YOUR OBJECTIVE
Say how many lines contain the string "Gebilden". Give no other output.

====== DATASET ENTRIES

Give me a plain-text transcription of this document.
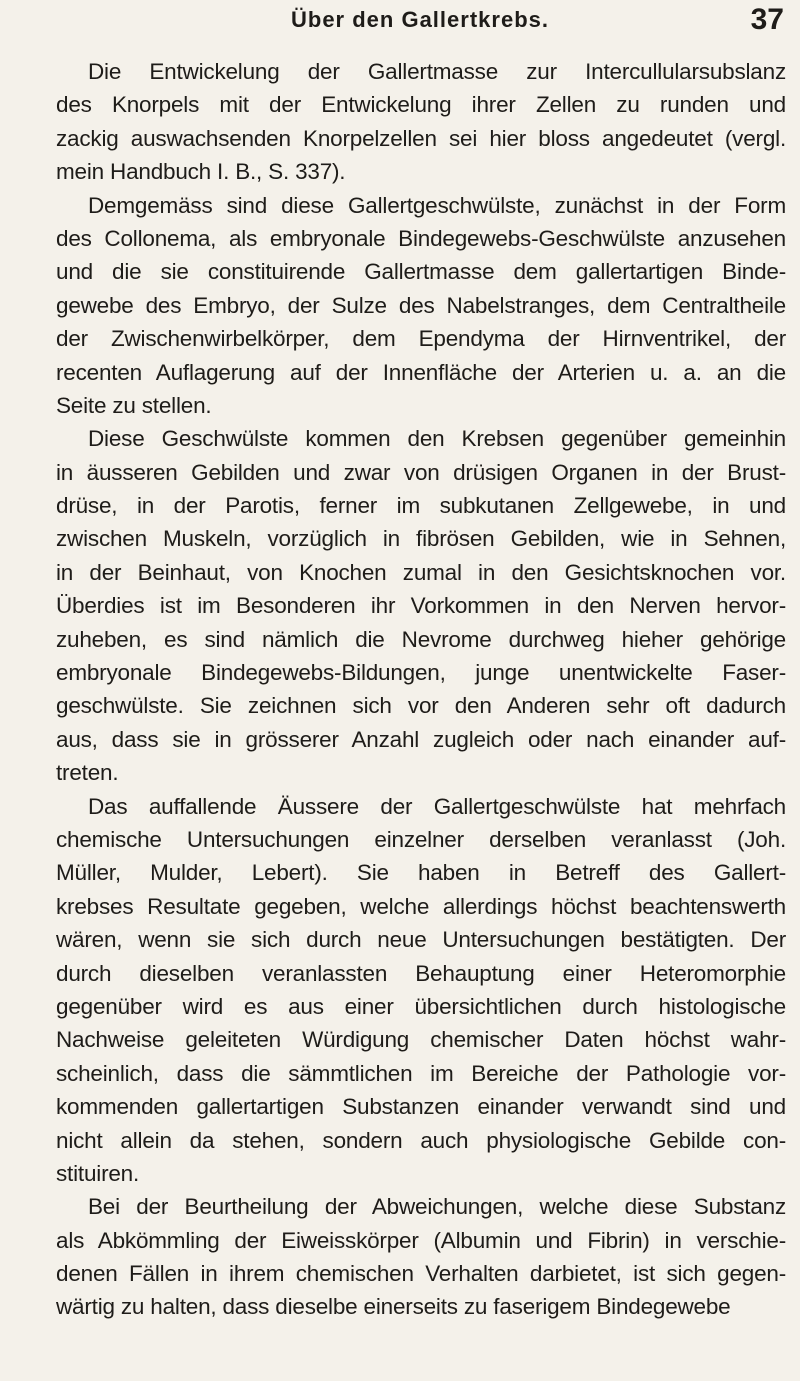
Über den Gallertkrebs.	37
Die Entwickelung der Gallertmasse zur Intercullularsubslanz
des Knorpels mit der Entwickelung ihrer Zellen zu runden und
zackig auswachsenden Knorpelzellen sei hier bloss angedeutet (vergl.
mein Handbuch I. B., S. 337).
Demgemäss sind diese Gallertgeschwülste, zunächst in der Form
des Collonema, als embryonale Bindegewebs-Geschwülste anzusehen
und die sie constituirende Gallertmasse dem gallertartigen Binde-
gewebe des Embryo, der Sulze des Nabelstranges, dem Centraltheile
der Zwischenwirbelkörper, dem Ependyma der Hirnventrikel, der
recenten Auflagerung auf der Innenfläche der Arterien u. a. an die
Seite zu stellen.
Diese Geschwülste kommen den Krebsen gegenüber gemeinhin
in äusseren Gebilden und zwar von drüsigen Organen in der Brust-
drüse, in der Parotis, ferner im subkutanen Zellgewebe, in und
zwischen Muskeln, vorzüglich in fibrösen Gebilden, wie in Sehnen,
in der Beinhaut, von Knochen zumal in den Gesichtsknochen vor.
Überdies ist im Besonderen ihr Vorkommen in den Nerven hervor-
zuheben, es sind nämlich die Nevrome durchweg hieher gehörige
embryonale Bindegewebs-Bildungen, junge unentwickelte Faser-
geschwülste. Sie zeichnen sich vor den Anderen sehr oft dadurch
aus, dass sie in grösserer Anzahl zugleich oder nach einander auf-
treten.
Das auffallende Äussere der Gallertgeschwülste hat mehrfach
chemische Untersuchungen einzelner derselben veranlasst (Joh.
Müller, Mulder, Lebert). Sie haben in Betreff des Gallert-
krebses Resultate gegeben, welche allerdings höchst beachtenswerth
wären, wenn sie sich durch neue Untersuchungen bestätigten. Der
durch dieselben veranlassten Behauptung einer Heteromorphie
gegenüber wird es aus einer übersichtlichen durch histologische
Nachweise geleiteten Würdigung chemischer Daten höchst wahr-
scheinlich, dass die sämmtlichen im Bereiche der Pathologie vor-
kommenden gallertartigen Substanzen einander verwandt sind und
nicht allein da stehen, sondern auch physiologische Gebilde con-
stituiren.
Bei der Beurtheilung der Abweichungen, welche diese Substanz
als Abkömmling der Eiweisskörper (Albumin und Fibrin) in verschie-
denen Fällen in ihrem chemischen Verhalten darbietet, ist sich gegen-
wärtig zu halten, dass dieselbe einerseits zu faserigem Bindegewebe
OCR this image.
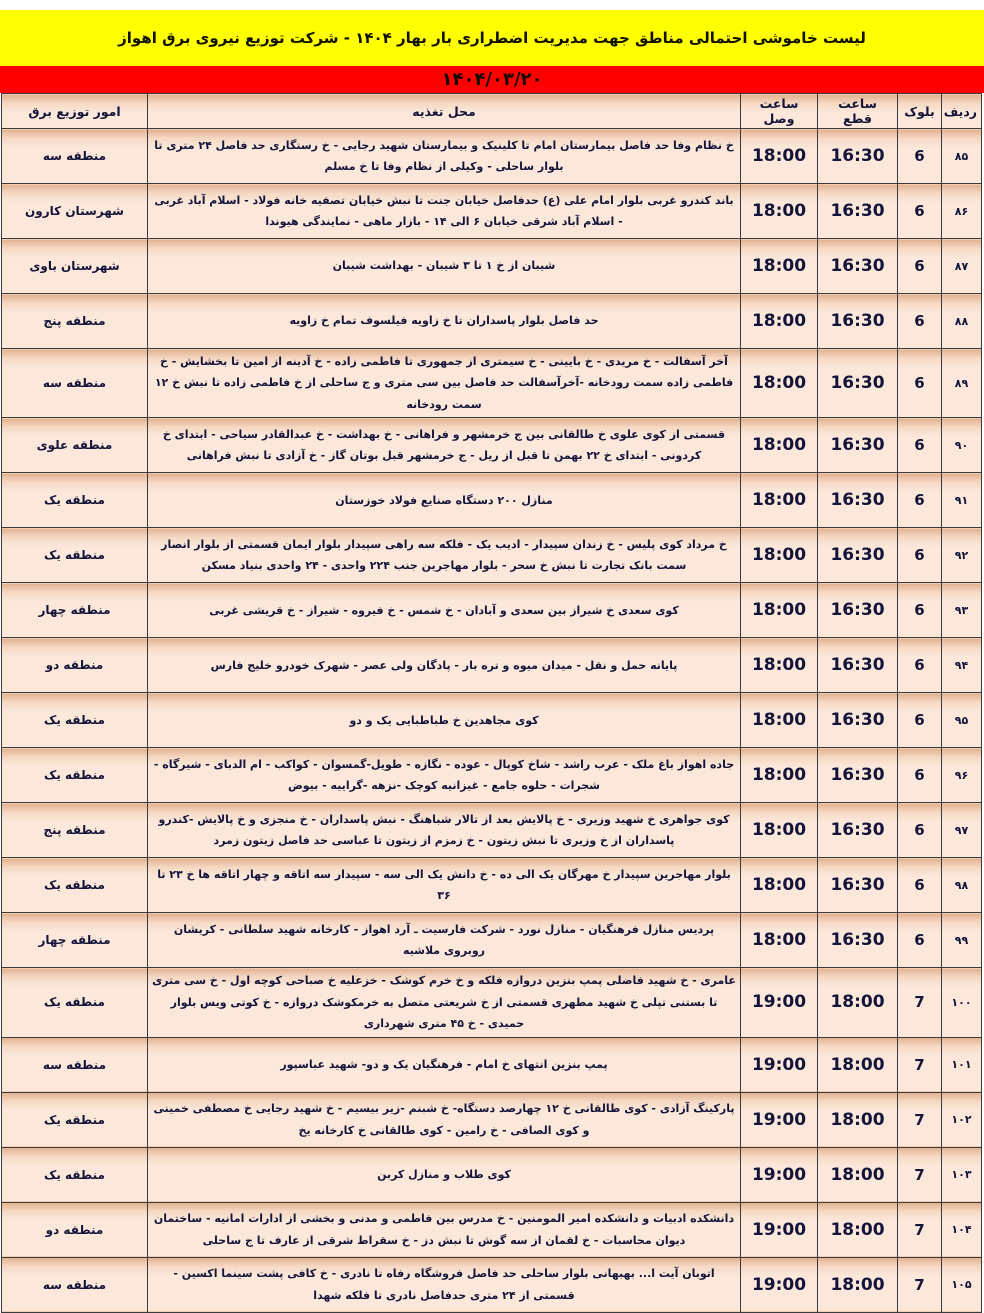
لیست خاموشی احتمالی مناطق جهت مدیریت اضطراری بار بهار ۱۴۰۴ - شرکت توزیع نیروی برق اهواز
۱۴۰۴/۰۳/۲۰
ردیف	بلوک	ساعت قطع	ساعت وصل	محل تغذیه	امور توزیع برق
۸۵	6	16:30	18:00	خ نظام وفا حد فاصل بیمارستان امام تا کلینیک و بیمارستان شهید رجایی - خ رستگاری حد فاصل ۲۴ متری تا بلوار ساحلی - وکیلی از نظام وفا تا خ مسلم	منطقه سه
۸۶	6	16:30	18:00	باند کندرو غربی بلوار امام علی (ع) حدفاصل خیابان جنت تا نبش خیابان تصفیه خانه فولاد - اسلام آباد غربی - اسلام آباد شرقی خیابان ۶ الی ۱۴ - بازار ماهی - نمایندگی هیوندا	شهرستان کارون
۸۷	6	16:30	18:00	شیبان از خ ۱ تا ۳ شیبان - بهداشت شیبان	شهرستان باوی
۸۸	6	16:30	18:00	حد فاصل بلوار پاسداران تا خ زاویه فیلسوف تمام خ زاویه	منطقه پنج
۸۹	6	16:30	18:00	آخر آسفالت - خ مریدی - خ بایینی - خ سیمتری از جمهوری تا فاطمی زاده - خ آدینه از امین تا بخشایش - خ فاطمی زاده سمت رودخانه -آخرآسفالت حد فاصل بین سی متری و ج ساحلی از خ فاطمی زاده تا نبش خ ۱۲ سمت رودخانه	منطقه سه
۹۰	6	16:30	18:00	قسمتی از کوی علوی خ طالقانی بین ج خرمشهر و فراهانی - خ بهداشت - خ عبدالقادر سیاحی - ابتدای خ کردونی - ابتدای خ ۲۲ بهمن تا قبل از ریل - ج خرمشهر قبل بوتان گاز - خ آزادی تا نبش فراهانی	منطقه علوی
۹۱	6	16:30	18:00	منازل ۲۰۰ دستگاه صنایع فولاد خوزستان	منطقه یک
۹۲	6	16:30	18:00	خ مرداد کوی پلیس - خ زندان سپیدار - ادیب یک - فلکه سه راهی سپیدار بلوار ایمان قسمتی از بلوار انصار سمت بانک تجارت تا نبش خ سحر - بلوار مهاجرین جنب ۲۲۴ واحدی - ۲۴ واحدی بنیاد مسکن	منطقه یک
۹۳	6	16:30	18:00	کوی سعدی خ شیراز بین سعدی و آبادان - خ شمس - خ فیروه - شیراز - خ قریشی غربی	منطقه چهار
۹۴	6	16:30	18:00	پایانه حمل و نقل - میدان میوه و تره بار - پادگان ولی عصر - شهرک خودرو خلیج فارس	منطقه دو
۹۵	6	16:30	18:00	کوی مجاهدین خ طباطبایی یک و دو	منطقه یک
۹۶	6	16:30	18:00	جاده اهواز باغ ملک - عرب راشد - شاخ کوپال - عوده - نگازه - طویل-گمسوان - کواکب - ام الدبای - شیرگاه - شجرات - حلوه جامع - غیزانیه کوچک -نزهه -گراییه - بیوض	منطقه یک
۹۷	6	16:30	18:00	کوی جواهری خ شهید وزیری - خ پالایش بعد از تالار شباهنگ - نبش پاسداران - خ منجزی و خ پالایش -کندرو پاسداران از خ وزیری تا نبش زیتون - خ زمزم از زیتون تا عباسی حد فاصل زیتون زمرد	منطقه پنج
۹۸	6	16:30	18:00	بلوار مهاجرین سپیدار خ مهرگان یک الی ده - خ دانش یک الی سه - سپیدار سه اتاقه و چهار اتاقه ها خ ۲۳ تا ۳۶	منطقه یک
۹۹	6	16:30	18:00	پردیس منازل فرهنگیان - منازل نورد - شرکت فارسیت ـ آرد اهواز - کارخانه شهید سلطانی - کریشان روبروی ملاشیه	منطقه چهار
۱۰۰	7	18:00	19:00	عامری - خ شهید فاضلی پمپ بنزین دروازه فلکه و خ خرم کوشک - خزعلیه خ صباحی کوچه اول - خ سی متری تا بستنی تپلی خ شهید مطهری قسمتی از خ شریعتی متصل به خرمکوشک دروازه - خ کوتی ویس بلوار حمیدی - خ ۴۵ متری شهرداری	منطقه یک
۱۰۱	7	18:00	19:00	پمپ بنزین انتهای خ امام - فرهنگیان یک و دو- شهید عباسپور	منطقه سه
۱۰۲	7	18:00	19:00	پارکینگ آزادی - کوی طالقانی خ ۱۲ چهارصد دستگاه- خ شبنم -زیر بیسیم - خ شهید رجایی خ مصطفی خمینی و کوی الصافی - خ رامین - کوی طالقانی خ کارخانه یخ	منطقه یک
۱۰۳	7	18:00	19:00	کوی طلاب و منازل کربن	منطقه یک
۱۰۴	7	18:00	19:00	دانشکده ادبیات و دانشکده امیر المومنین - خ مدرس بین فاطمی و مدنی و بخشی از ادارات امانیه - ساختمان دیوان محاسبات - خ لقمان از سه گوش تا نبش دز - خ سقراط شرقی از عارف تا ج ساحلی	منطقه دو
۱۰۵	7	18:00	19:00	اتوبان آیت ا... بهبهانی بلوار ساحلی حد فاصل فروشگاه رفاه تا نادری - خ کافی پشت سینما اکسین - قسمتی از ۲۴ متری حدفاصل نادری تا فلکه شهدا	منطقه سه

============

RESPONSE
2